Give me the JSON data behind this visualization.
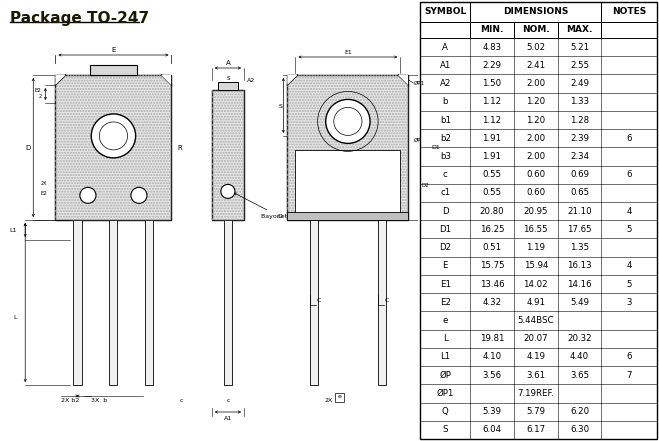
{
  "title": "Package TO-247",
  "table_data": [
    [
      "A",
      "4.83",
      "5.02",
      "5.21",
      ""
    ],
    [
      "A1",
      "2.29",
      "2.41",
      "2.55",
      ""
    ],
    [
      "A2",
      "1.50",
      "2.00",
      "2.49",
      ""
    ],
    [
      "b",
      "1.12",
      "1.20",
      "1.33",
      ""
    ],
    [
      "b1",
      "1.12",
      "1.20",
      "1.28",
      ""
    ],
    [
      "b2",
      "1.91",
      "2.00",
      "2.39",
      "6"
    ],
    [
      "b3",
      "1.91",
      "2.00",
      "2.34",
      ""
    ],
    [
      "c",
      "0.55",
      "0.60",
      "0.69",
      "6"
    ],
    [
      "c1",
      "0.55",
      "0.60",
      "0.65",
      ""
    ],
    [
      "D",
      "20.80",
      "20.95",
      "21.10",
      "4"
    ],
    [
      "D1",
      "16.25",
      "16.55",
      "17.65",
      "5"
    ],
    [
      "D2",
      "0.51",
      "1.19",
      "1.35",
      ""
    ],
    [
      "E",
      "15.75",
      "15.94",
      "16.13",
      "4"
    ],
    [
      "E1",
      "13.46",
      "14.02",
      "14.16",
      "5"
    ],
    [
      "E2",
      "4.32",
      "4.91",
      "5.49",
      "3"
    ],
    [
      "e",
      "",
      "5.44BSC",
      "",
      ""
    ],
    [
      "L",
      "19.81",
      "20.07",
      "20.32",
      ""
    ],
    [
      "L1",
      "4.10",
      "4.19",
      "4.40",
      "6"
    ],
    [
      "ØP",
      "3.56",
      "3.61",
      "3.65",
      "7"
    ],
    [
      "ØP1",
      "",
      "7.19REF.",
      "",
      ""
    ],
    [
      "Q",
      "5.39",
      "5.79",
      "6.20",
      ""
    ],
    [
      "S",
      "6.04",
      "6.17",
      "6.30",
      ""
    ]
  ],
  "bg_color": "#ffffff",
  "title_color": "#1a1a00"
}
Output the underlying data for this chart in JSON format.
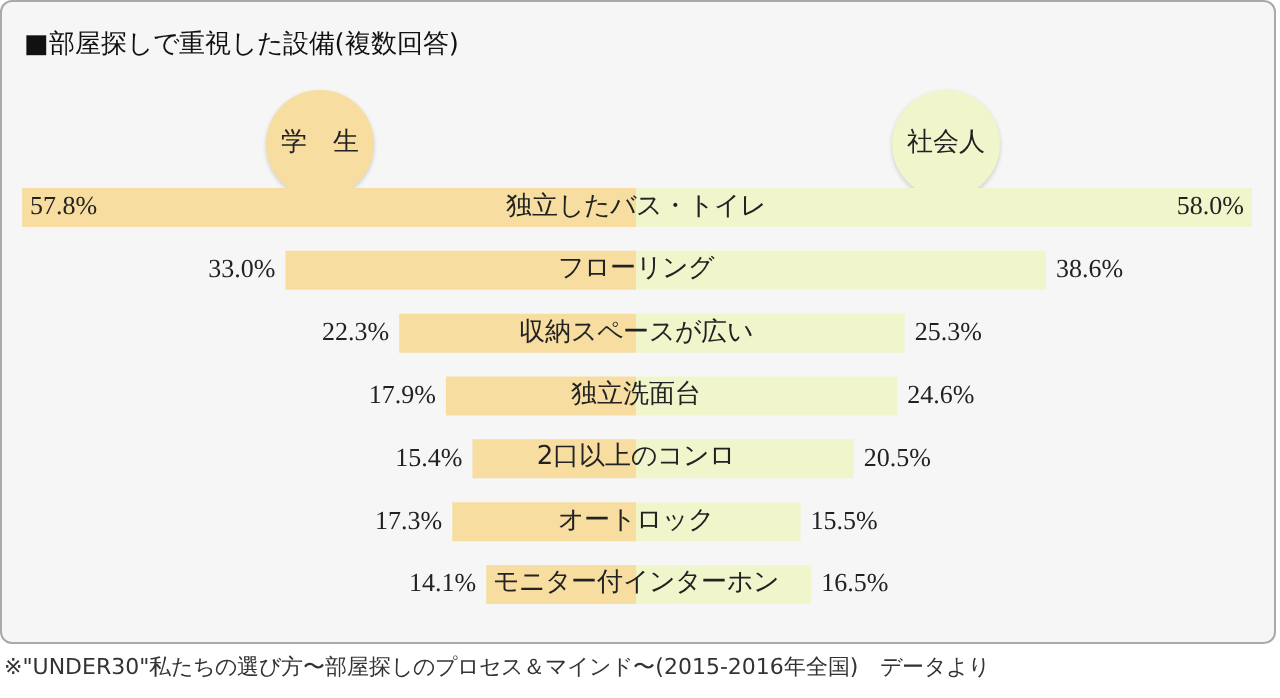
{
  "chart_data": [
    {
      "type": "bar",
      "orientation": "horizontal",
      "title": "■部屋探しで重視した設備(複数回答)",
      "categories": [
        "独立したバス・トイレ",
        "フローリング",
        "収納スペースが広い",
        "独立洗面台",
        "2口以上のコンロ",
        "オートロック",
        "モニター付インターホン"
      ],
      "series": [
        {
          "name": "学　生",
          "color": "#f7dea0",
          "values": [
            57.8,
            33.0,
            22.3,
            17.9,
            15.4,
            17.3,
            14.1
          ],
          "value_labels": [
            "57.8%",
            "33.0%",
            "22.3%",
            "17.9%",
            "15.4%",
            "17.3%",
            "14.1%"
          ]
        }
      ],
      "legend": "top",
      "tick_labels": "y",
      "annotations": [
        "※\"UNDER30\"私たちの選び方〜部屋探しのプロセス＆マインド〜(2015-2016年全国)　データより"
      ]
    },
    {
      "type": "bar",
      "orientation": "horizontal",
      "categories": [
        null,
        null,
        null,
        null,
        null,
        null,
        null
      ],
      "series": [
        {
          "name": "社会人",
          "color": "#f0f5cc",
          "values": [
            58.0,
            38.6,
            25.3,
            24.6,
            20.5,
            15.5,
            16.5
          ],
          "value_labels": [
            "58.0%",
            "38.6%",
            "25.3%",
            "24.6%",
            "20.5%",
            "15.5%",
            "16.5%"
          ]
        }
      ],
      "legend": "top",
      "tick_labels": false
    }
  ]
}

▸ WRITTEN PROBLEM
The records above need to be given again exactly. Omit the pictures.

▸ ANSWER FOR THIS EXERCISE
Give me the JSON data behind this visualization.
{
  "title": "Package TO-247",
  "table_data": [
    [
      "A",
      "4.83",
      "5.02",
      "5.21",
      ""
    ],
    [
      "A1",
      "2.29",
      "2.41",
      "2.55",
      ""
    ],
    [
      "A2",
      "1.50",
      "2.00",
      "2.49",
      ""
    ],
    [
      "b",
      "1.12",
      "1.20",
      "1.33",
      ""
    ],
    [
      "b1",
      "1.12",
      "1.20",
      "1.28",
      ""
    ],
    [
      "b2",
      "1.91",
      "2.00",
      "2.39",
      "6"
    ],
    [
      "b3",
      "1.91",
      "2.00",
      "2.34",
      ""
    ],
    [
      "c",
      "0.55",
      "0.60",
      "0.69",
      "6"
    ],
    [
      "c1",
      "0.55",
      "0.60",
      "0.65",
      ""
    ],
    [
      "D",
      "20.80",
      "20.95",
      "21.10",
      "4"
    ],
    [
      "D1",
      "16.25",
      "16.55",
      "17.65",
      "5"
    ],
    [
      "D2",
      "0.51",
      "1.19",
      "1.35",
      ""
    ],
    [
      "E",
      "15.75",
      "15.94",
      "16.13",
      "4"
    ],
    [
      "E1",
      "13.46",
      "14.02",
      "14.16",
      "5"
    ],
    [
      "E2",
      "4.32",
      "4.91",
      "5.49",
      "3"
    ],
    [
      "e",
      "",
      "5.44BSC",
      "",
      ""
    ],
    [
      "L",
      "19.81",
      "20.07",
      "20.32",
      ""
    ],
    [
      "L1",
      "4.10",
      "4.19",
      "4.40",
      "6"
    ],
    [
      "ØP",
      "3.56",
      "3.61",
      "3.65",
      "7"
    ],
    [
      "ØP1",
      "",
      "7.19REF.",
      "",
      ""
    ],
    [
      "Q",
      "5.39",
      "5.79",
      "6.20",
      ""
    ],
    [
      "S",
      "6.04",
      "6.17",
      "6.30",
      ""
    ]
  ],
  "bg_color": "#ffffff",
  "title_color": "#1a1a00"
}
Output the underlying data for this chart in JSON format.
{
  "chart_data": [
    {
      "type": "bar",
      "orientation": "horizontal",
      "title": "■部屋探しで重視した設備(複数回答)",
      "categories": [
        "独立したバス・トイレ",
        "フローリング",
        "収納スペースが広い",
        "独立洗面台",
        "2口以上のコンロ",
        "オートロック",
        "モニター付インターホン"
      ],
      "series": [
        {
          "name": "学　生",
          "color": "#f7dea0",
          "values": [
            57.8,
            33.0,
            22.3,
            17.9,
            15.4,
            17.3,
            14.1
          ],
          "value_labels": [
            "57.8%",
            "33.0%",
            "22.3%",
            "17.9%",
            "15.4%",
            "17.3%",
            "14.1%"
          ]
        }
      ],
      "legend": "top",
      "tick_labels": "y",
      "annotations": [
        "※\"UNDER30\"私たちの選び方〜部屋探しのプロセス＆マインド〜(2015-2016年全国)　データより"
      ]
    },
    {
      "type": "bar",
      "orientation": "horizontal",
      "categories": [
        null,
        null,
        null,
        null,
        null,
        null,
        null
      ],
      "series": [
        {
          "name": "社会人",
          "color": "#f0f5cc",
          "values": [
            58.0,
            38.6,
            25.3,
            24.6,
            20.5,
            15.5,
            16.5
          ],
          "value_labels": [
            "58.0%",
            "38.6%",
            "25.3%",
            "24.6%",
            "20.5%",
            "15.5%",
            "16.5%"
          ]
        }
      ],
      "legend": "top",
      "tick_labels": false
    }
  ]
}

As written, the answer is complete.